Material provided
****
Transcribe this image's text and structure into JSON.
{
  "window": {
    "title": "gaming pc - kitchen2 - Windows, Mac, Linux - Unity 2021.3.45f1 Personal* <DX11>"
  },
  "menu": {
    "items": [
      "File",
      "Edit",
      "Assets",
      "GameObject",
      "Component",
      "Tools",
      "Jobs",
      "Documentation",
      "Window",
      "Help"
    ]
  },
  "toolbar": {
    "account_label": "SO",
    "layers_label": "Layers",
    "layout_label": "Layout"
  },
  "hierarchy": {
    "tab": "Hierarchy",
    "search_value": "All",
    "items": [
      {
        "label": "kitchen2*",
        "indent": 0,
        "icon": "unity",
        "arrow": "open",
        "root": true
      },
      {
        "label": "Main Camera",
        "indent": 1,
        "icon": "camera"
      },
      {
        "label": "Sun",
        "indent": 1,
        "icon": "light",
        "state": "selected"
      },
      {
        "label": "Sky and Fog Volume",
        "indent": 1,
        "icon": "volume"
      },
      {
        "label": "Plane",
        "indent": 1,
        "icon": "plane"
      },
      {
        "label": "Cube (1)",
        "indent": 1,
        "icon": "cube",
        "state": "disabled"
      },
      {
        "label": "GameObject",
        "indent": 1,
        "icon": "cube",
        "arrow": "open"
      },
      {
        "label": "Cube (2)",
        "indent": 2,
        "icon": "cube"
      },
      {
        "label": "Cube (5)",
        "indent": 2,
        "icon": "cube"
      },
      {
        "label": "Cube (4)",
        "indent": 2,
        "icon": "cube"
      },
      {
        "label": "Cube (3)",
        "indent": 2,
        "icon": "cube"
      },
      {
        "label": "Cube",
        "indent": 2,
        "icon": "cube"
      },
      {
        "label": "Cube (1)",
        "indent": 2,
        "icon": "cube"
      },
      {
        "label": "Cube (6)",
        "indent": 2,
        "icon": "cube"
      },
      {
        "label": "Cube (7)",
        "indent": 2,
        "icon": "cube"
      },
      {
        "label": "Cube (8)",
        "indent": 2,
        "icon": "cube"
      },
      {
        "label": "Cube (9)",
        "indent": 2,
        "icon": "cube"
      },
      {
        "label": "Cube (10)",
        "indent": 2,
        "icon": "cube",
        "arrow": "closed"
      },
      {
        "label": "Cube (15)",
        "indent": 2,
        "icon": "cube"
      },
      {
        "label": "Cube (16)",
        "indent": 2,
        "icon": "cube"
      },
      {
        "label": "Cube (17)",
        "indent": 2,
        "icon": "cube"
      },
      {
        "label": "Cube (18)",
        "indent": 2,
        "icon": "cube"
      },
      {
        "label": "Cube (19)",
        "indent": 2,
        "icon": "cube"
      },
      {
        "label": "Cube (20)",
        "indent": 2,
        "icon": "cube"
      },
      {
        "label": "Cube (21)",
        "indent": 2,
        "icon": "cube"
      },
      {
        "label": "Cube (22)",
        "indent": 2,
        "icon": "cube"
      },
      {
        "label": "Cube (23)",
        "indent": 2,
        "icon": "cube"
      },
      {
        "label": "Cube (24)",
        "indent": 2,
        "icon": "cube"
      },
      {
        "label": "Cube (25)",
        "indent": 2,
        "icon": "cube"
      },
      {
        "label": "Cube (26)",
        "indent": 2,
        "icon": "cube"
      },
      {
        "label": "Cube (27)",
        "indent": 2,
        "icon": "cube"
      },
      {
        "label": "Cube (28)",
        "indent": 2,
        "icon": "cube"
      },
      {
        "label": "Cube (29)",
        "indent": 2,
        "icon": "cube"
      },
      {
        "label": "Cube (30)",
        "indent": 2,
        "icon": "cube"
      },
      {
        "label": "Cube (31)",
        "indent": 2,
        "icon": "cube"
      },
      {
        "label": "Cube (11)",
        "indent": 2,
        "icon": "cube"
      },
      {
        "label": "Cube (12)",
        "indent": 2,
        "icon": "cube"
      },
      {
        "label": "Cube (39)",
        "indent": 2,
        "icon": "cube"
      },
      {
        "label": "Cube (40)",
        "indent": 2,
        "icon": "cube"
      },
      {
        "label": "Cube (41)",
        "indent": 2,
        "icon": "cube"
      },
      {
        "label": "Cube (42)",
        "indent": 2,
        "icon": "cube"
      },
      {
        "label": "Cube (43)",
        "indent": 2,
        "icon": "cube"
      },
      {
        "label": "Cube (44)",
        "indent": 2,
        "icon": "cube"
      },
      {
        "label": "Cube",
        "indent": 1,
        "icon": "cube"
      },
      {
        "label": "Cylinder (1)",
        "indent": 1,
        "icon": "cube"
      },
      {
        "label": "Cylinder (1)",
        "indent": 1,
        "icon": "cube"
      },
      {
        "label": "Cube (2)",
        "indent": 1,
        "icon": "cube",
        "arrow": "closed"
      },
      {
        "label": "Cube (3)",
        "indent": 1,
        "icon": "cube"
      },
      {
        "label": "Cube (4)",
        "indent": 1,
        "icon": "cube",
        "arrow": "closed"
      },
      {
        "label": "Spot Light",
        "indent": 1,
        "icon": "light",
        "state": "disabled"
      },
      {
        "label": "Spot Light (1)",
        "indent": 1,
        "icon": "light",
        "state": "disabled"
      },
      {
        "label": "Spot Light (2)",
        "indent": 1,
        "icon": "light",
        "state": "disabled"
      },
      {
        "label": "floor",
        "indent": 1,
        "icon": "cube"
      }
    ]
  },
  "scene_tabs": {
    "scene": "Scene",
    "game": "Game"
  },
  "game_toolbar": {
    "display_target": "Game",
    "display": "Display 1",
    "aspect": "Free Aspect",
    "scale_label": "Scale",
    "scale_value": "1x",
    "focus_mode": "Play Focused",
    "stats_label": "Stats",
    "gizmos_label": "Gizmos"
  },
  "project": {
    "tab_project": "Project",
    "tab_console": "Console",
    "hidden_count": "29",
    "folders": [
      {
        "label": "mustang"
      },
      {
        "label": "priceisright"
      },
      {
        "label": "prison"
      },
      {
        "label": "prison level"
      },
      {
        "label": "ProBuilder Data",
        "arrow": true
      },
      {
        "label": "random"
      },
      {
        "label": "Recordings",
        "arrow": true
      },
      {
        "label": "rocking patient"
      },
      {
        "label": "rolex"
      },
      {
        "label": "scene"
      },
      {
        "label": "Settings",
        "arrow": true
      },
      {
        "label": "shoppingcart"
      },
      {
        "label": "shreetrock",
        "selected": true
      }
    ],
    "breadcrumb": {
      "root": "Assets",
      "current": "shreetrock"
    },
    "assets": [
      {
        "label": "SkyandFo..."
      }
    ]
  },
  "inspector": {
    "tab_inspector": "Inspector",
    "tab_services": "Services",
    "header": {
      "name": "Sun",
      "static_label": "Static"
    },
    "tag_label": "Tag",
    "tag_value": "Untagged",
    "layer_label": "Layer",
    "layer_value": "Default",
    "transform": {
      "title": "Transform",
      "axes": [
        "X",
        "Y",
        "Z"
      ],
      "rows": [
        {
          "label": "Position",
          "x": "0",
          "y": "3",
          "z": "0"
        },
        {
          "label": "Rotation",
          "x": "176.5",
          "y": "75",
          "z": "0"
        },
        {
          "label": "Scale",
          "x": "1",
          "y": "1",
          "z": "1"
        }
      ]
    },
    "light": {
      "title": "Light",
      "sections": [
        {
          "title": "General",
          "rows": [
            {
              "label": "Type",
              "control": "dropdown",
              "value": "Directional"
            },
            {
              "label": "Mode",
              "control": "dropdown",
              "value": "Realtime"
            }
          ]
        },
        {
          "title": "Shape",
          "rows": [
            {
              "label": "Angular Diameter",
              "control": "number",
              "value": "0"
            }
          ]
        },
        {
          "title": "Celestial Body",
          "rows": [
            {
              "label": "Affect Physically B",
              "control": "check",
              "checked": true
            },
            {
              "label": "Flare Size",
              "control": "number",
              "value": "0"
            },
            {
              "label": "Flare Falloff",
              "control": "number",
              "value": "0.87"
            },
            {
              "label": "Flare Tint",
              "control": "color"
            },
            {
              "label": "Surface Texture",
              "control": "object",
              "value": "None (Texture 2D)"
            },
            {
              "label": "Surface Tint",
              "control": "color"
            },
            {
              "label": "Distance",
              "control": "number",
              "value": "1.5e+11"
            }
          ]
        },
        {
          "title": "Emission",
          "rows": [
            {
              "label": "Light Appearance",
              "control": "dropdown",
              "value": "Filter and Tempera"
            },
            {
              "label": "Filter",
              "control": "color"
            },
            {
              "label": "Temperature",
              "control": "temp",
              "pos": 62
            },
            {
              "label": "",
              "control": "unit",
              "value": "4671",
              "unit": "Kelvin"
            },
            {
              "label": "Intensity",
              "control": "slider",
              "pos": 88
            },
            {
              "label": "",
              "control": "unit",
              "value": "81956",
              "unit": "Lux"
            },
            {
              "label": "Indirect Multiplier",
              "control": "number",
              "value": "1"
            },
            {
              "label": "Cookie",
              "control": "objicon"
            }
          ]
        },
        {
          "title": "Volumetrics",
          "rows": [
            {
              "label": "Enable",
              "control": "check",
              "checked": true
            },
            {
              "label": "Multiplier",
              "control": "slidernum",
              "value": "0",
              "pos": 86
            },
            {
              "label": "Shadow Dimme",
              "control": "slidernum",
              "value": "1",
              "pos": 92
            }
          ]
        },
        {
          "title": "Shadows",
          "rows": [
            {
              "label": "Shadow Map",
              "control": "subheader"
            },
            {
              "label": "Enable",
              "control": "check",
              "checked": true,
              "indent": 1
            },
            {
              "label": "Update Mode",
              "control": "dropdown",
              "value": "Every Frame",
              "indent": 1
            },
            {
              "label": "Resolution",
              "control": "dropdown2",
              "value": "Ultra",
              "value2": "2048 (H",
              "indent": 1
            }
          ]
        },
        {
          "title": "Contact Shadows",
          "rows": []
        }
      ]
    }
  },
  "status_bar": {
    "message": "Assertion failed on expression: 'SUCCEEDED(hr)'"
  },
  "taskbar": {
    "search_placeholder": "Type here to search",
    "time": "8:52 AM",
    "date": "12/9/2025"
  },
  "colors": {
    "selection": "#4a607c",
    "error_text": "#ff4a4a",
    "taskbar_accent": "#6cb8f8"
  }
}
****
Instruction
Return solely the number of lines in the data that include the word "Texture".

Written answer
2